DATA ▸

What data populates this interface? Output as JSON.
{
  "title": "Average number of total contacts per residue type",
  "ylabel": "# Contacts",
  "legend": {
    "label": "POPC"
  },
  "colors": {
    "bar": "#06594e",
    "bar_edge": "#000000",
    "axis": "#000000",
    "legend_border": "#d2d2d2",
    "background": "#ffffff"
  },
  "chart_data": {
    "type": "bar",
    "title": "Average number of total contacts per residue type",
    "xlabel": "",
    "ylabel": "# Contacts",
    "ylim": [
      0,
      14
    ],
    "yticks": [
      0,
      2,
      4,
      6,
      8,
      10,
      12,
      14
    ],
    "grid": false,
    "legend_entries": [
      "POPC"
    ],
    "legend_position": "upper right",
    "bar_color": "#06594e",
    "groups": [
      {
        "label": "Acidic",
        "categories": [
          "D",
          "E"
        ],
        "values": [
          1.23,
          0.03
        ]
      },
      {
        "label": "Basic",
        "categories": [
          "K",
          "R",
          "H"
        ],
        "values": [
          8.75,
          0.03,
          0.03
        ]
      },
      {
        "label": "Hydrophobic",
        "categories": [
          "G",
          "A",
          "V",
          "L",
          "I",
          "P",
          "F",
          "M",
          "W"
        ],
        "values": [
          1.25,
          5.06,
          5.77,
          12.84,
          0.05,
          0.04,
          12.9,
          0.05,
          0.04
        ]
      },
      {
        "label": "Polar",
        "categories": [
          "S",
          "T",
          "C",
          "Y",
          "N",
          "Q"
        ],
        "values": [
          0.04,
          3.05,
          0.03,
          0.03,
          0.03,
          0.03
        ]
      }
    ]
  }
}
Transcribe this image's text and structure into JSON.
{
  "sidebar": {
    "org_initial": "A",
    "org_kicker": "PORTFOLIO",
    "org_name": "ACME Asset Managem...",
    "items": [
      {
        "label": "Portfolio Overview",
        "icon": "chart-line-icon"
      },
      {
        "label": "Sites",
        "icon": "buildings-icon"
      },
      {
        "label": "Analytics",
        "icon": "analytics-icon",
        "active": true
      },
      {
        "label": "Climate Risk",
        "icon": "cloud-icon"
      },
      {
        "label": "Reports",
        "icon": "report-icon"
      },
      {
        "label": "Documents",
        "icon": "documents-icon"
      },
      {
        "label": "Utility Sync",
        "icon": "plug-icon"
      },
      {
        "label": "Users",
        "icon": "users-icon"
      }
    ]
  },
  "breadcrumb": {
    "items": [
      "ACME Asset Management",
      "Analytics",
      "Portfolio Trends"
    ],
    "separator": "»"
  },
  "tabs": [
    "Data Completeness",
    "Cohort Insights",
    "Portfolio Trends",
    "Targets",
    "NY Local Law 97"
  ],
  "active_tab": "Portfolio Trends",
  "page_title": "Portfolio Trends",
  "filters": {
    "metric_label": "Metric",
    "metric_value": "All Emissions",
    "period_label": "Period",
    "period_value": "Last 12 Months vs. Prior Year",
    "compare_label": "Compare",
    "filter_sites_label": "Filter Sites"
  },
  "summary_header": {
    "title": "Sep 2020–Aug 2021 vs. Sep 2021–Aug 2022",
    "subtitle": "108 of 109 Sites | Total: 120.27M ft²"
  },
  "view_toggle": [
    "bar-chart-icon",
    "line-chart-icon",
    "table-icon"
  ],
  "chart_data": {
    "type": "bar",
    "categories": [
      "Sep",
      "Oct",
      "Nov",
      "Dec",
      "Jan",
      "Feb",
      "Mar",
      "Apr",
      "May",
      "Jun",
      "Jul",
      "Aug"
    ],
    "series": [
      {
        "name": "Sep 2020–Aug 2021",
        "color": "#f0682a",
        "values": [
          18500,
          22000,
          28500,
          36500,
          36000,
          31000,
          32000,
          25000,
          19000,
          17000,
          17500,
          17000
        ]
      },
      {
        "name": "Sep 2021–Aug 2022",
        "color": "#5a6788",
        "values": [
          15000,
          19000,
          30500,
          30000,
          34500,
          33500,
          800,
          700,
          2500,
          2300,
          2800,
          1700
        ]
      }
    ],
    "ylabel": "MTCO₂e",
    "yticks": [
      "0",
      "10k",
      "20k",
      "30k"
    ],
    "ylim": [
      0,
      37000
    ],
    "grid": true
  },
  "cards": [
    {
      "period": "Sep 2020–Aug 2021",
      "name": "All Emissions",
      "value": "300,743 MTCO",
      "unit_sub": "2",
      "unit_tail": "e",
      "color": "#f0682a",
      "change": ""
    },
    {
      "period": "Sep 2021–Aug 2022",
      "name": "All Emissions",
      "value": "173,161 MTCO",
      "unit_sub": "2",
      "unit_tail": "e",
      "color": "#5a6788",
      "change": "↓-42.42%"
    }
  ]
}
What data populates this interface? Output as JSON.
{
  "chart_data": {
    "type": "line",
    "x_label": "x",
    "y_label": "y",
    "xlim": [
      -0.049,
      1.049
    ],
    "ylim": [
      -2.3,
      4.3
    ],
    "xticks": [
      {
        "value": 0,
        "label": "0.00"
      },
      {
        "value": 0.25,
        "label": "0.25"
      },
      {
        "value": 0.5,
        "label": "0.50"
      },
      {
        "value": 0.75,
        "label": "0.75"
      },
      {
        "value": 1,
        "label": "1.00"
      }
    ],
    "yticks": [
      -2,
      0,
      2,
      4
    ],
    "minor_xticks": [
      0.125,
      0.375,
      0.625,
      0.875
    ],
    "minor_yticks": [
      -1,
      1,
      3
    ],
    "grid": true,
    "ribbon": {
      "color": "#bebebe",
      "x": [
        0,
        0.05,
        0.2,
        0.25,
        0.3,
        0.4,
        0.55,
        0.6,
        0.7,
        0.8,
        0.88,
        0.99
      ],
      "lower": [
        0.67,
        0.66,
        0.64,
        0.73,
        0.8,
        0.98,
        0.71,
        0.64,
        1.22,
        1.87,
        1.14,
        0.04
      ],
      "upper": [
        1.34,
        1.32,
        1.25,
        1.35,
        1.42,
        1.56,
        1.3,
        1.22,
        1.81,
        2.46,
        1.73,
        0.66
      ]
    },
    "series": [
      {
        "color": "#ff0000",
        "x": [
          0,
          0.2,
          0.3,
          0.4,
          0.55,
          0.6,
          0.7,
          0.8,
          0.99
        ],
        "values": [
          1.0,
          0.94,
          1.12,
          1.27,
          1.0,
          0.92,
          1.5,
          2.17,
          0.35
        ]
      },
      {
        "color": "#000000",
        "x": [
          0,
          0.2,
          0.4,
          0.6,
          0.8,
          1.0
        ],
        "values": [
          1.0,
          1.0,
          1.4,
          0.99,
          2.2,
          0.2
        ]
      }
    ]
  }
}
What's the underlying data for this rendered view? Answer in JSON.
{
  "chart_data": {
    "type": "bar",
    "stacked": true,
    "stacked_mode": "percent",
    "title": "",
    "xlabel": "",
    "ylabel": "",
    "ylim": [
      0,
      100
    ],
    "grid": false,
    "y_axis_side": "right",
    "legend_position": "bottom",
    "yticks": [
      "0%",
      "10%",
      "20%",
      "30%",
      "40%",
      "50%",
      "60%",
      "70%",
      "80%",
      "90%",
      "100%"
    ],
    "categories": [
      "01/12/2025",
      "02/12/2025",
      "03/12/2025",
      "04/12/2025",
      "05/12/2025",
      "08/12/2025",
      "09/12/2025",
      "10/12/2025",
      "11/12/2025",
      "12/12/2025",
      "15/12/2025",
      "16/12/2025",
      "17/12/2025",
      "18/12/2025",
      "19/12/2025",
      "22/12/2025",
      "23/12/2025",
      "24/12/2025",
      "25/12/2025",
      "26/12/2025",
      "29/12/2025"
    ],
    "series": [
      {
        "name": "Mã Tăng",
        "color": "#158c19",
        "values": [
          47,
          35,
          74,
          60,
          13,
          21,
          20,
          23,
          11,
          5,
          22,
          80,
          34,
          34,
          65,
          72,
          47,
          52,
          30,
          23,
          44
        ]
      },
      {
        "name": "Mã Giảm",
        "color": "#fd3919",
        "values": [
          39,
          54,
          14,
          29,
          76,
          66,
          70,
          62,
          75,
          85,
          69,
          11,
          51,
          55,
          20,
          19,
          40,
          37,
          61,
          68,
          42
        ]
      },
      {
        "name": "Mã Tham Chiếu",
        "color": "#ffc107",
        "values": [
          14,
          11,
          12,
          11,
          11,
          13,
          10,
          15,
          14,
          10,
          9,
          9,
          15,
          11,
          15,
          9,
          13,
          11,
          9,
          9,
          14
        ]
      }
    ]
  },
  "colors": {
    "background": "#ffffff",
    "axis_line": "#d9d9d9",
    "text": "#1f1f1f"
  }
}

STATED GOAL ▸ Select and copy every line of the listing with the word "ACME".

FULL RESPONSE ▸
    "org_name": "ACME Asset Managem...",
      "ACME Asset Management",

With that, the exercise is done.